**GOAL**
Transcribe each record exactly. Include every one.
============
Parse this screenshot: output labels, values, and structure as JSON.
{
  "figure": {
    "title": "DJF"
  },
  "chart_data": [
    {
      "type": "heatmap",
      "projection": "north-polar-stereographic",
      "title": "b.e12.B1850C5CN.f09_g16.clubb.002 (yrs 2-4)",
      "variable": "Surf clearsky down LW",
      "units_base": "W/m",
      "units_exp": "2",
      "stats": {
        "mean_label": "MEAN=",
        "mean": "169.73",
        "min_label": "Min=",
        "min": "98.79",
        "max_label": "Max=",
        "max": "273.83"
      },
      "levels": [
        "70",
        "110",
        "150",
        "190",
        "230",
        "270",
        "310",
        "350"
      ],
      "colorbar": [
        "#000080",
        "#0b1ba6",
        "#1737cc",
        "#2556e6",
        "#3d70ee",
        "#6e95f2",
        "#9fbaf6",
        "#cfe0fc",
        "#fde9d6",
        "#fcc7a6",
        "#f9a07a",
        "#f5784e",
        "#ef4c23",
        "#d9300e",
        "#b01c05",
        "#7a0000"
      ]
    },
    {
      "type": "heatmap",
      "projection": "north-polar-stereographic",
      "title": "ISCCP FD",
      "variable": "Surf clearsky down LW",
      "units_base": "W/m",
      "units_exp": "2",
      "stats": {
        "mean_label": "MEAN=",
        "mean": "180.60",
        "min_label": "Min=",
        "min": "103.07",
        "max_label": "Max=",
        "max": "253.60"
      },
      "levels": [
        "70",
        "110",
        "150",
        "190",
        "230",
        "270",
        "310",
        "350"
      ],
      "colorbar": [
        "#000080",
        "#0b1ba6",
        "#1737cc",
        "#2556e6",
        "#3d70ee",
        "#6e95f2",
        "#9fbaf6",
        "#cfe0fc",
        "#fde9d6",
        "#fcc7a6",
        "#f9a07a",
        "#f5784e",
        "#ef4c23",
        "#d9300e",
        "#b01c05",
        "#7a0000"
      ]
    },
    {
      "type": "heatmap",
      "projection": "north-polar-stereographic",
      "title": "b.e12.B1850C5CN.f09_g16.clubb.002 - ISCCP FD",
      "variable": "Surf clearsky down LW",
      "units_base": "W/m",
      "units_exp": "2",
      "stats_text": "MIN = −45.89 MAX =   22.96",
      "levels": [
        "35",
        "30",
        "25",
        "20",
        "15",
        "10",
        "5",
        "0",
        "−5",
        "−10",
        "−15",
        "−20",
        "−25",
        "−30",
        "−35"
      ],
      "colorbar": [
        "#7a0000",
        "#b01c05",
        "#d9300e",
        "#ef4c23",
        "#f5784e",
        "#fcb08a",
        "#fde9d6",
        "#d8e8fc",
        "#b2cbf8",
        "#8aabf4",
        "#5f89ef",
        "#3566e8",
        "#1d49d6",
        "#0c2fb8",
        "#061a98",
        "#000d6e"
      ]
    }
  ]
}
============
**RESPONSE TO THE EXERCISE**
Parse this screenshot: output labels, values, and structure as JSON.
{
  "figure": {
    "title": "DJF"
  },
  "chart_data": [
    {
      "type": "heatmap",
      "projection": "north-polar-stereographic",
      "title": "b.e12.B1850C5CN.f09_g16.clubb.002 (yrs 2-4)",
      "variable": "Surf clearsky down LW",
      "units_base": "W/m",
      "units_exp": "2",
      "stats": {
        "mean_label": "MEAN=",
        "mean": "169.73",
        "min_label": "Min=",
        "min": "98.79",
        "max_label": "Max=",
        "max": "273.83"
      },
      "levels": [
        "70",
        "110",
        "150",
        "190",
        "230",
        "270",
        "310",
        "350"
      ],
      "colorbar": [
        "#000080",
        "#0b1ba6",
        "#1737cc",
        "#2556e6",
        "#3d70ee",
        "#6e95f2",
        "#9fbaf6",
        "#cfe0fc",
        "#fde9d6",
        "#fcc7a6",
        "#f9a07a",
        "#f5784e",
        "#ef4c23",
        "#d9300e",
        "#b01c05",
        "#7a0000"
      ]
    },
    {
      "type": "heatmap",
      "projection": "north-polar-stereographic",
      "title": "ISCCP FD",
      "variable": "Surf clearsky down LW",
      "units_base": "W/m",
      "units_exp": "2",
      "stats": {
        "mean_label": "MEAN=",
        "mean": "180.60",
        "min_label": "Min=",
        "min": "103.07",
        "max_label": "Max=",
        "max": "253.60"
      },
      "levels": [
        "70",
        "110",
        "150",
        "190",
        "230",
        "270",
        "310",
        "350"
      ],
      "colorbar": [
        "#000080",
        "#0b1ba6",
        "#1737cc",
        "#2556e6",
        "#3d70ee",
        "#6e95f2",
        "#9fbaf6",
        "#cfe0fc",
        "#fde9d6",
        "#fcc7a6",
        "#f9a07a",
        "#f5784e",
        "#ef4c23",
        "#d9300e",
        "#b01c05",
        "#7a0000"
      ]
    },
    {
      "type": "heatmap",
      "projection": "north-polar-stereographic",
      "title": "b.e12.B1850C5CN.f09_g16.clubb.002 - ISCCP FD",
      "variable": "Surf clearsky down LW",
      "units_base": "W/m",
      "units_exp": "2",
      "stats_text": "MIN = −45.89 MAX =   22.96",
      "levels": [
        "35",
        "30",
        "25",
        "20",
        "15",
        "10",
        "5",
        "0",
        "−5",
        "−10",
        "−15",
        "−20",
        "−25",
        "−30",
        "−35"
      ],
      "colorbar": [
        "#7a0000",
        "#b01c05",
        "#d9300e",
        "#ef4c23",
        "#f5784e",
        "#fcb08a",
        "#fde9d6",
        "#d8e8fc",
        "#b2cbf8",
        "#8aabf4",
        "#5f89ef",
        "#3566e8",
        "#1d49d6",
        "#0c2fb8",
        "#061a98",
        "#000d6e"
      ]
    }
  ]
}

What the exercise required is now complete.